§ **文本节选**
POJ 2752-Seek the Name, Seek the Fame(KMP的next数组运用)

poj 2752

Seek the Name, Seek the Fame

Time Limit: 2000MS		Memory Limit: 65536K
Total Submissions: 8261		Accepted: 3883

Description

The little cat is so famous, that many couples tramp over hill and dale to Byteland, and asked the little cat to give names to their newly-born babies. They seek the name, and at the same time seek the fame. In order to escape from such boring job, the innovative little cat works out an easy but fantastic algorithm: 

Step1. Connect the father's name and the mother's name, to a new string S. 
Step2. Find a proper prefix-suffix string of S (which is not only the prefix, but also the suffix of S). 

Example: Father='ala', Mother='la', we have S = 'ala'+'la' = 'alala'. Potential prefix-suffix strings of S are {'a', 'ala', 'alala'}. Given the string S, could you help the little cat to write a program to calculate the length of possible prefix-suffix strings of S? (He might thank you by giving your baby a name:)

Input

The input contains a number of test cases. Each test case occupies a single line that contains the string S described above. 

Restrictions: Only lowercase letters may appear in the input. 1 <= Length of S <= 400000.

Output

For each test case, output a single line with integer numbers in increasing order, denoting the possible length of the new baby's name.

Sample Input

ababcababababcabab
aaaaa

Sample Output

2 4 9 18
1 2 3 4 5

大致题意：
    给出一个字符串str，求出str中存在多少子串，使得这些子串既是str的前缀，又是str的后缀。从小到大依次输出这些子串的长度。

§ **记录数据**
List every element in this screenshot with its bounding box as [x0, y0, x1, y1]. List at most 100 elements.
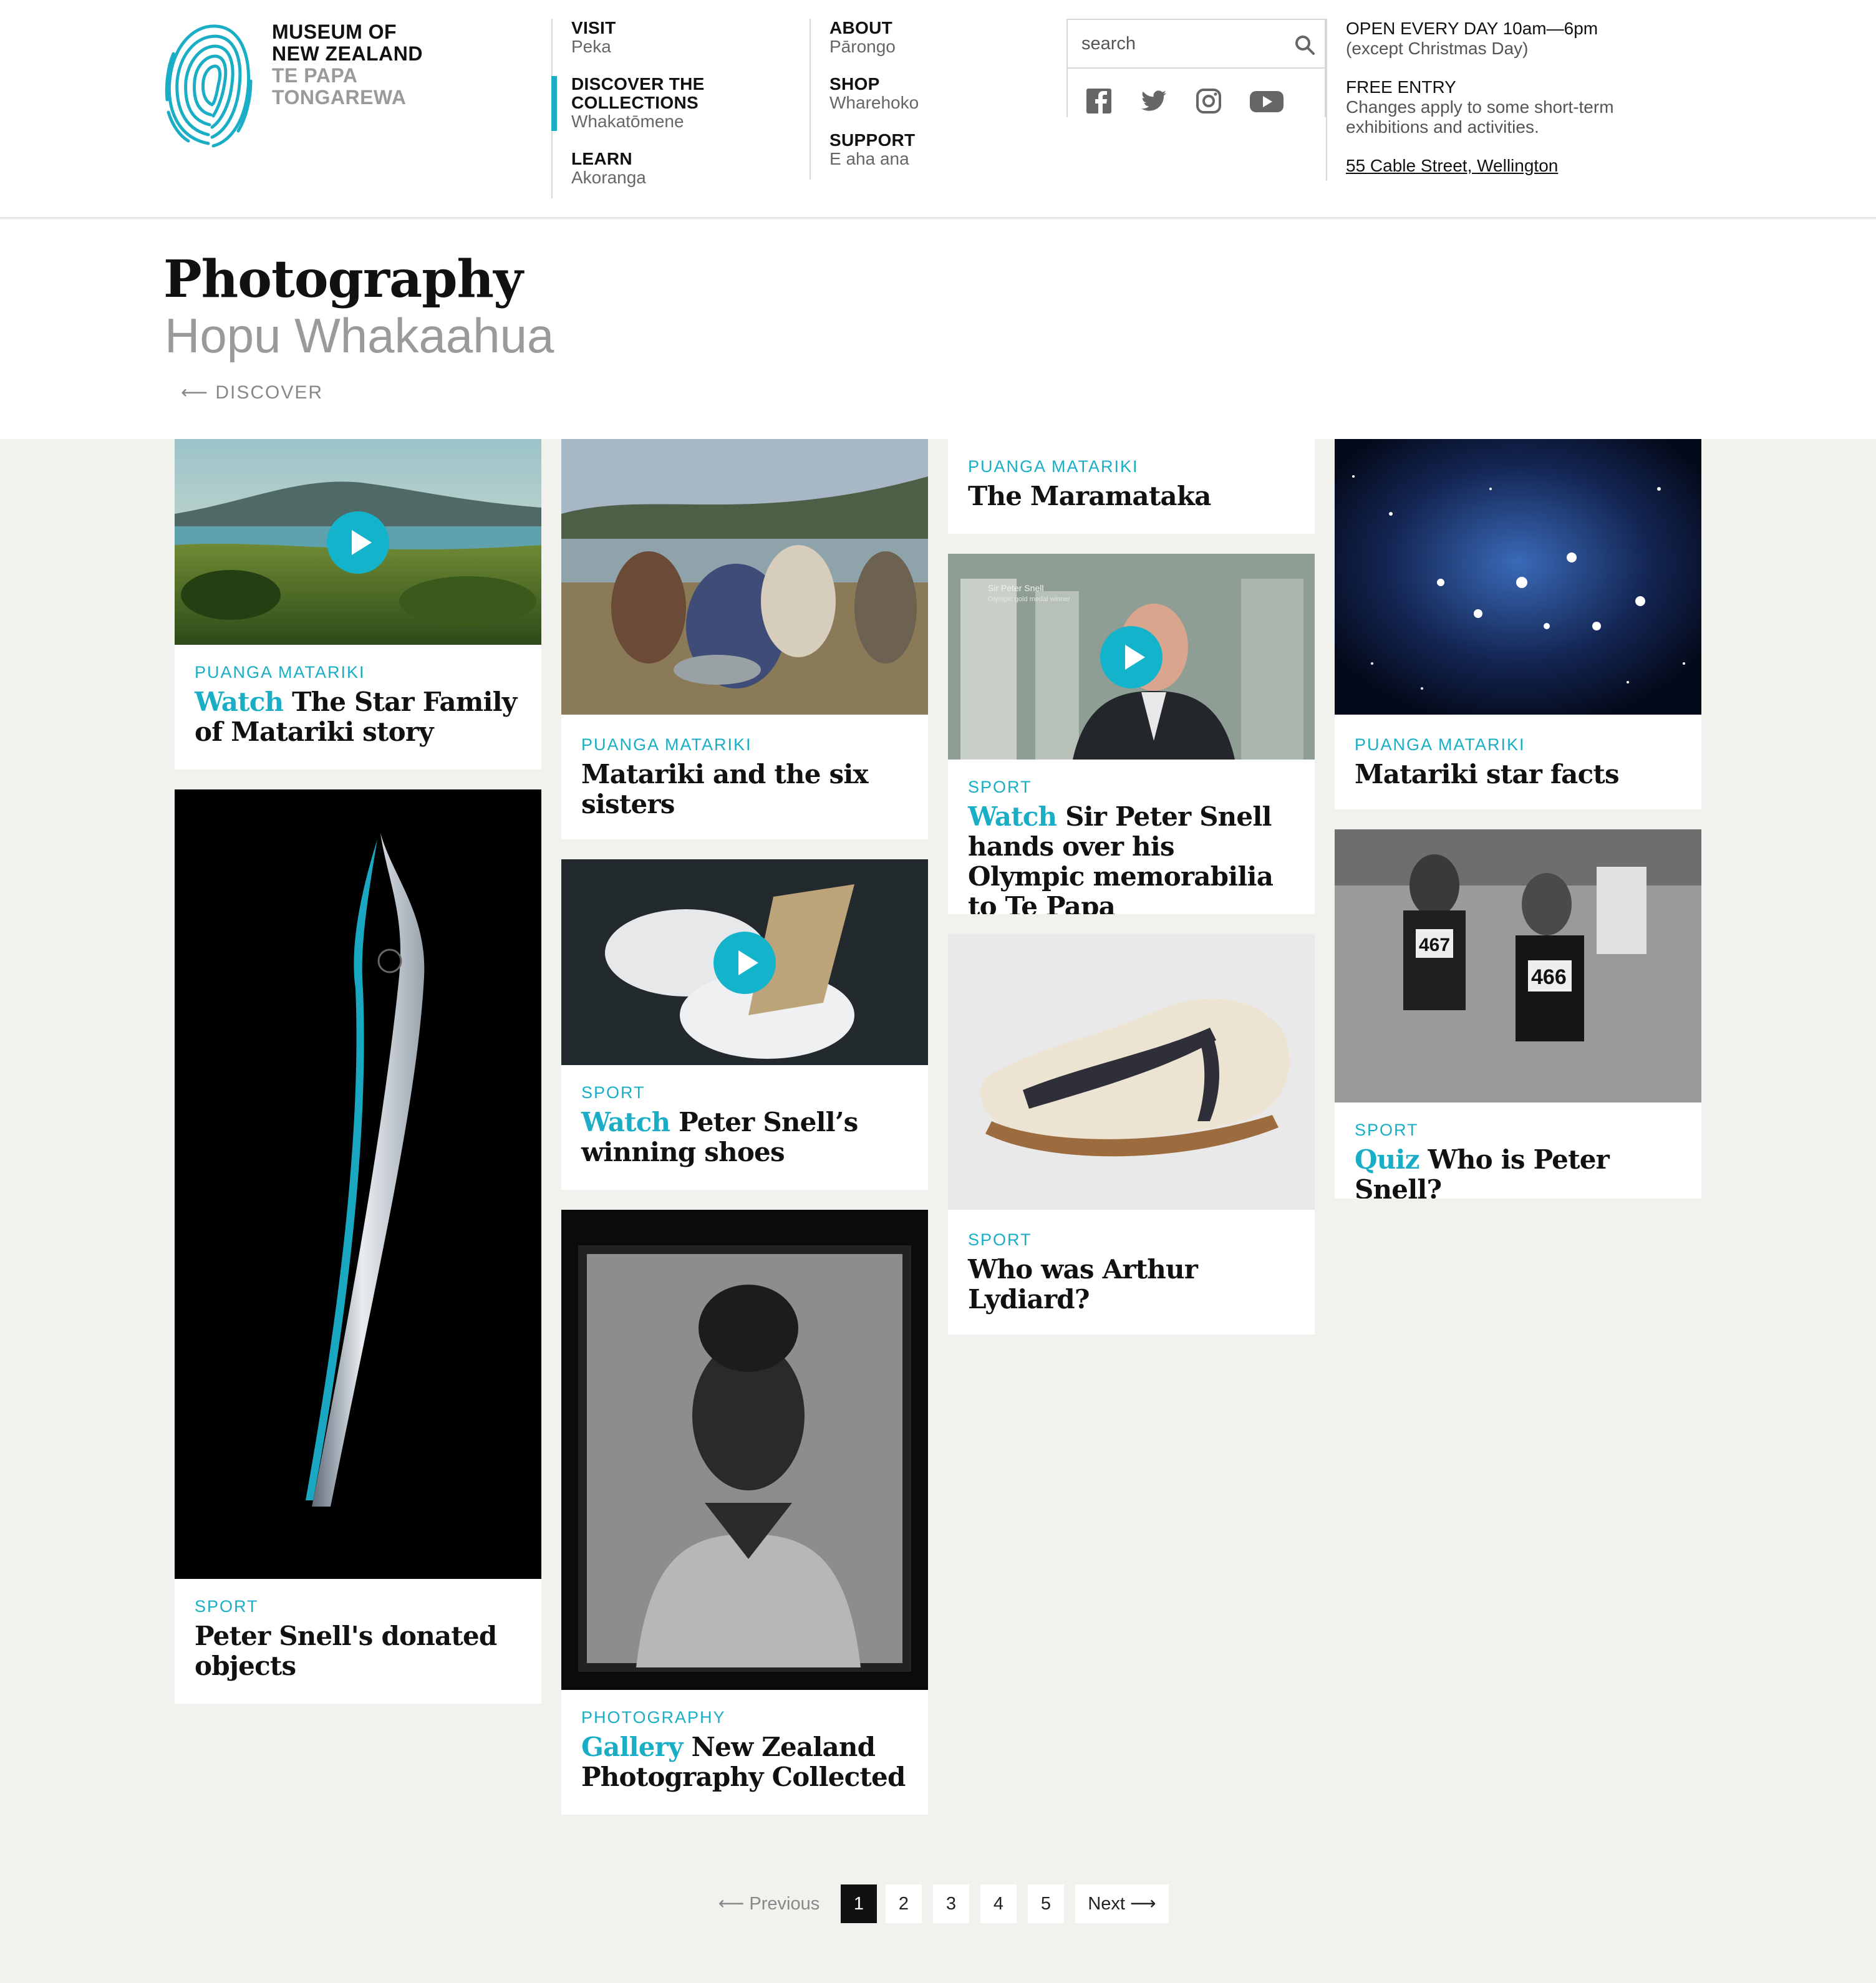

§ **任务要求**
请接着上面这篇 POJ 2752 题解的最后一句往下续写，不要与材料混淆。

§ **完成结果**
思路:

     巧妙的运用next数组,next数组中,next[i]表示的是长度为i的子串中最长的相同前后缀的长度,next[n]表示的就是主串的最长相同前后缀的长度,那么在主串中,(0~next[n])--A与((n-next[n])~n)--B应该是相同的字符串,为了方便叙述,称之为A串与B串,由前面可知要求既是主串的前缀又是后缀的子串,那么此时就要找A的前缀与B的后缀,有因为A,B是相同的字符串所以我们只需要看A就行了,说的不是很清楚,详细看这篇博客:http://www.cnblogs.com/dongsheng/archive/2012/08/13/2636261.html

代码如下:

#include<cstdio>
#include<cstdlib>
#include<iostream>
#include<cstring>
using namespace std;
const int N=400005;
int next[N];
char str[N];
int ans[N];
void Getnext()
{
    int j=-1;
    int i=0;
    int len=strlen(str);
    next[0]=-1;
    while(i<len)
    {
        if(j==-1||str[i]==str[j])
        {
            i++;
            j++;
            next[i]=j;
        }
        else j=next[j];
    }
}
int main()
{
    while(scanf("%s",str)!=EOF)
    {
        Getnext();
        int m=0;
        int len=strlen(str);
        int k=len;
        while(k>0)
        {
            ans[m]=k;
            m++;
            k=next[k];
        }
        for(int i=m-1;i>=0;i--)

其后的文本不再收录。